[Records about charts and figures]
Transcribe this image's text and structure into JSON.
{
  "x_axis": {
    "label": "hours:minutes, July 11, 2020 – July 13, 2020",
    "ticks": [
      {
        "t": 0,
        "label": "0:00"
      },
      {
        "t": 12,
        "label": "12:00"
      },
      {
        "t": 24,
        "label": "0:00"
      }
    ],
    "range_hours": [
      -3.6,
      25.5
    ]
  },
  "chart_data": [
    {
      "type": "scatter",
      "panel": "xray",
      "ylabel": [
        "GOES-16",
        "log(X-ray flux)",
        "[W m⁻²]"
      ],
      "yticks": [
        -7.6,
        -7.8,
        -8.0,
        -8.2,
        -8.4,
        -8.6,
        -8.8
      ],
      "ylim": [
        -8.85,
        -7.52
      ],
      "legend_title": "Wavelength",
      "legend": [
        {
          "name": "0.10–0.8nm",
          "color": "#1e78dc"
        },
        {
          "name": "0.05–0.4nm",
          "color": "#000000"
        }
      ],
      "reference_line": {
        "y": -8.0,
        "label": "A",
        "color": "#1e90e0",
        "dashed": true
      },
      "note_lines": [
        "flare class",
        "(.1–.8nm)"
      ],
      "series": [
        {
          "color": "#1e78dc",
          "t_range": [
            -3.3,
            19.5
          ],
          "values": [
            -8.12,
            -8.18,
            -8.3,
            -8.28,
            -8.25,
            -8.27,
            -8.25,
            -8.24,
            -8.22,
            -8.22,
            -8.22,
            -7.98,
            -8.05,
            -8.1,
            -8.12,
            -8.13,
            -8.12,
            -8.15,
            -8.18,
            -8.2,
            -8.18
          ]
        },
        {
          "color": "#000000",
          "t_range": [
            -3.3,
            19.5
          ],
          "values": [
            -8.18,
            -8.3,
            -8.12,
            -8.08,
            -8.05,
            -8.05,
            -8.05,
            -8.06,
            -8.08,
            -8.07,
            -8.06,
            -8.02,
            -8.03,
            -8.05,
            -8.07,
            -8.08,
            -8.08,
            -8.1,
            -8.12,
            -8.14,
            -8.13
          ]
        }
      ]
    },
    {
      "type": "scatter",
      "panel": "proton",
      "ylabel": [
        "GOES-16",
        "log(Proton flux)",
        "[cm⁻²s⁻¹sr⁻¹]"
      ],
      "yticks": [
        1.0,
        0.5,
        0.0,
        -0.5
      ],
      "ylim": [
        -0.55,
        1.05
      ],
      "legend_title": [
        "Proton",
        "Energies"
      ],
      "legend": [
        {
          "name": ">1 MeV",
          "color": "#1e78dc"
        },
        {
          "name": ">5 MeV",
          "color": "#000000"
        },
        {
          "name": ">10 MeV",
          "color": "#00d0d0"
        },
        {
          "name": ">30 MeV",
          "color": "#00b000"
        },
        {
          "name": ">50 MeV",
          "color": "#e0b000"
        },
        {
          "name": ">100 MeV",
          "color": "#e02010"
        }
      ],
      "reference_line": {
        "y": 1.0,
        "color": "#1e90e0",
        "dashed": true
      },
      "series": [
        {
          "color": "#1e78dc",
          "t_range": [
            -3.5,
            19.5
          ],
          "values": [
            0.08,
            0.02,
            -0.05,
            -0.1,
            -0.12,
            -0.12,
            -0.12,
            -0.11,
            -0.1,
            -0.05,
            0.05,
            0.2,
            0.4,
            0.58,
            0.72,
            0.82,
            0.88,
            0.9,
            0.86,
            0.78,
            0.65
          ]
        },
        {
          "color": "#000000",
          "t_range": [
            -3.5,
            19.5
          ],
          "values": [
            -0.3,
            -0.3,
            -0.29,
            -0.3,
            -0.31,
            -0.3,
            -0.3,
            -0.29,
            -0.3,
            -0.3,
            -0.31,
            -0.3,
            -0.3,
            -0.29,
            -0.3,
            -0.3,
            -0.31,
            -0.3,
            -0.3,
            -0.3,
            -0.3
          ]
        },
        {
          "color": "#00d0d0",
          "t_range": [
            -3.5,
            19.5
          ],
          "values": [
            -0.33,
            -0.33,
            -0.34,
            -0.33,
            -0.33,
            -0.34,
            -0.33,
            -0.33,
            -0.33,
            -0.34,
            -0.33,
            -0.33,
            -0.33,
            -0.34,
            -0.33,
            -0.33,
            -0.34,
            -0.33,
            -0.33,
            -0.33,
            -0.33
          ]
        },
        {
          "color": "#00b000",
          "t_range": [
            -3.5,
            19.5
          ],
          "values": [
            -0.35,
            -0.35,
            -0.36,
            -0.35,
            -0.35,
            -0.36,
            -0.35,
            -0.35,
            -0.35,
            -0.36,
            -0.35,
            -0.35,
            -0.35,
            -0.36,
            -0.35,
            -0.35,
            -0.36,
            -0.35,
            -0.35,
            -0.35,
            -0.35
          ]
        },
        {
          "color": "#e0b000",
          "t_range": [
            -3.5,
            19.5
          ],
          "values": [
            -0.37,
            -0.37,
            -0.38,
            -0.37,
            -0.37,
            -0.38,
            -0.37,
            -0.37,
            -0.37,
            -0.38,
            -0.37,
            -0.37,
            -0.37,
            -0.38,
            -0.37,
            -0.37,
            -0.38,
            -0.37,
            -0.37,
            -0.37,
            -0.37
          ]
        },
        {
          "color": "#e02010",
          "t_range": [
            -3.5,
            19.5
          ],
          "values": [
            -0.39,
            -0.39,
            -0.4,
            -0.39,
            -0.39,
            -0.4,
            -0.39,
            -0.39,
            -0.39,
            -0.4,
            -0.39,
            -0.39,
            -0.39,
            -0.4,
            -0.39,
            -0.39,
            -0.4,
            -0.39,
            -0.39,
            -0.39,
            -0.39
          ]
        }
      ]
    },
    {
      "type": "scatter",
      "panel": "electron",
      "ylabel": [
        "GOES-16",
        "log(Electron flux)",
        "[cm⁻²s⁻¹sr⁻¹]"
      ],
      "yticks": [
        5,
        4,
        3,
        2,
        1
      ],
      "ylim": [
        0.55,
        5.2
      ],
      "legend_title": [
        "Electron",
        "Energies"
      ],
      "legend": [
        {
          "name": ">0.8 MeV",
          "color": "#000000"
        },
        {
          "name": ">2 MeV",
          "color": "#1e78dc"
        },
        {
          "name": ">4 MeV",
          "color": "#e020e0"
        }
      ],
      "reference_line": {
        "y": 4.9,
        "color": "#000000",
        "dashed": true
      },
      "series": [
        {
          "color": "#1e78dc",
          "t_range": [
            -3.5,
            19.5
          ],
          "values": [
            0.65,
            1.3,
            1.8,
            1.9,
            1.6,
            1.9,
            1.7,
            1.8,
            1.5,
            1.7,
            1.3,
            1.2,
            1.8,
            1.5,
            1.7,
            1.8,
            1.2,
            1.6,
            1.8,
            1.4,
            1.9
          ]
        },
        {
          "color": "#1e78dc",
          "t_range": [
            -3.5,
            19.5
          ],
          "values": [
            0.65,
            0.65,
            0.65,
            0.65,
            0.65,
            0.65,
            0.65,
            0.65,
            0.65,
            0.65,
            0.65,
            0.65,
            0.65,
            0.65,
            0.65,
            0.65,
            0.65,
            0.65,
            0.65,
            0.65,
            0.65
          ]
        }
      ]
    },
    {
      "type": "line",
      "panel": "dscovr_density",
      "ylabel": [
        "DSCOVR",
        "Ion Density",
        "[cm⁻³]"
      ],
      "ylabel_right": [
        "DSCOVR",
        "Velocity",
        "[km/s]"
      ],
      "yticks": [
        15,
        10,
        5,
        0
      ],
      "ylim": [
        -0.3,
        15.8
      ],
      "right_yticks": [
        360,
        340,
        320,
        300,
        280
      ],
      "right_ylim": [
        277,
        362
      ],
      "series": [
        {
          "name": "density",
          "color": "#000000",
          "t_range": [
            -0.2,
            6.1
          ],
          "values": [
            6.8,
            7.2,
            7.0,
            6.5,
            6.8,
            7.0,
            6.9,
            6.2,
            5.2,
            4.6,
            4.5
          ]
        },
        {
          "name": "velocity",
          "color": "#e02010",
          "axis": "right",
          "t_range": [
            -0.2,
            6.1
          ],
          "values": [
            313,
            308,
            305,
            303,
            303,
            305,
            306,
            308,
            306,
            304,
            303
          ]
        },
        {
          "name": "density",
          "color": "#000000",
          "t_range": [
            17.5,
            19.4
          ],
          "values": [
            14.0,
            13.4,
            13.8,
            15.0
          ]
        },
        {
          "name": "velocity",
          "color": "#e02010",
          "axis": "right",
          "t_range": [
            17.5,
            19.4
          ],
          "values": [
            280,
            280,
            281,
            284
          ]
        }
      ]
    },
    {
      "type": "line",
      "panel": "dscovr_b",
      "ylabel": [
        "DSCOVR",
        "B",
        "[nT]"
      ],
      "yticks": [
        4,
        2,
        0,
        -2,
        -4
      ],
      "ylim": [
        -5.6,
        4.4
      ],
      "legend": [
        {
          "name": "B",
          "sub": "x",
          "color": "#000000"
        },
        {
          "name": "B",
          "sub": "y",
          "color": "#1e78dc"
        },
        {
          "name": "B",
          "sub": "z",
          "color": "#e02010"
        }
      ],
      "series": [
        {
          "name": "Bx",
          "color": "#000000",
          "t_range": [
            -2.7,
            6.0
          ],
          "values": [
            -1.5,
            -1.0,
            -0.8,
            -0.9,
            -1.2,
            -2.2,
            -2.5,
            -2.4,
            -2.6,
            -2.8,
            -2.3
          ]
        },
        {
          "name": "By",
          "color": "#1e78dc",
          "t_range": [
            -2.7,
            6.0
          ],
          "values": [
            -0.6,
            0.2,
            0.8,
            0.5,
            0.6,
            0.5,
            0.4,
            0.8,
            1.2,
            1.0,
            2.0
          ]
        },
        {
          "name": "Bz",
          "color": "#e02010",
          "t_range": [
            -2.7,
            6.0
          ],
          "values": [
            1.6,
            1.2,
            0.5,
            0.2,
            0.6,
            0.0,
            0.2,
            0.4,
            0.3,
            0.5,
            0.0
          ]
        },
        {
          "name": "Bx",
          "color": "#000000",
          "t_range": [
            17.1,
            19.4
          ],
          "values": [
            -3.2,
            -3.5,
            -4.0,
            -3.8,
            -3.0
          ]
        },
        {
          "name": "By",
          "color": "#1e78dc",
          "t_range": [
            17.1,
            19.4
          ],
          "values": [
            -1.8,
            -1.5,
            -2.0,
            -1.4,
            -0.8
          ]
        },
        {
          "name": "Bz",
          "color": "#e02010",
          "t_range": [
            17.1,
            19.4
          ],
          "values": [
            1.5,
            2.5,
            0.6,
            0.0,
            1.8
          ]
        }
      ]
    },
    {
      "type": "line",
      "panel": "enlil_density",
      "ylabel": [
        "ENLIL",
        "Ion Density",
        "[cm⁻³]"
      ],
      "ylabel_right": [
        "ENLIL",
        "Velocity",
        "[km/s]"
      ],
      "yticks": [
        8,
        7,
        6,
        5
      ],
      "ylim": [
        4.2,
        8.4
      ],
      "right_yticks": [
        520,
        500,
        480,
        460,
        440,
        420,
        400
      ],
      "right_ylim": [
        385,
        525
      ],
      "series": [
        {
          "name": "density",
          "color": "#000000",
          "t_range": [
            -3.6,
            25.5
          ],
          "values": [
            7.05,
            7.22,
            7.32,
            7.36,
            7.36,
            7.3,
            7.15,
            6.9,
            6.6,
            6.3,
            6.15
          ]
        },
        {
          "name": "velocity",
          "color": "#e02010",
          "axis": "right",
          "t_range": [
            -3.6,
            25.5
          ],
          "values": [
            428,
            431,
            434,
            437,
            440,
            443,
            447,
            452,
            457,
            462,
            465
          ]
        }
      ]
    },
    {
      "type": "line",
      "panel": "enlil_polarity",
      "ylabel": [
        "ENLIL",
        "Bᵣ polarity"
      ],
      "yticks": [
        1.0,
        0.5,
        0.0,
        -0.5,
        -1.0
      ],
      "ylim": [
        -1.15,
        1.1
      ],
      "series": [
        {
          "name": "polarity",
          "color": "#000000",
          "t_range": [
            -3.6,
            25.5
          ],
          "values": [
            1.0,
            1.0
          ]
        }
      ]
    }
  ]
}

# Exercise goal:
Find every line that has "panel" in it, then return those lines.

# Solution to this problem:
      "panel": "xray",
      "panel": "proton",
      "panel": "electron",
      "panel": "dscovr_density",
      "panel": "dscovr_b",
      "panel": "enlil_density",
      "panel": "enlil_polarity",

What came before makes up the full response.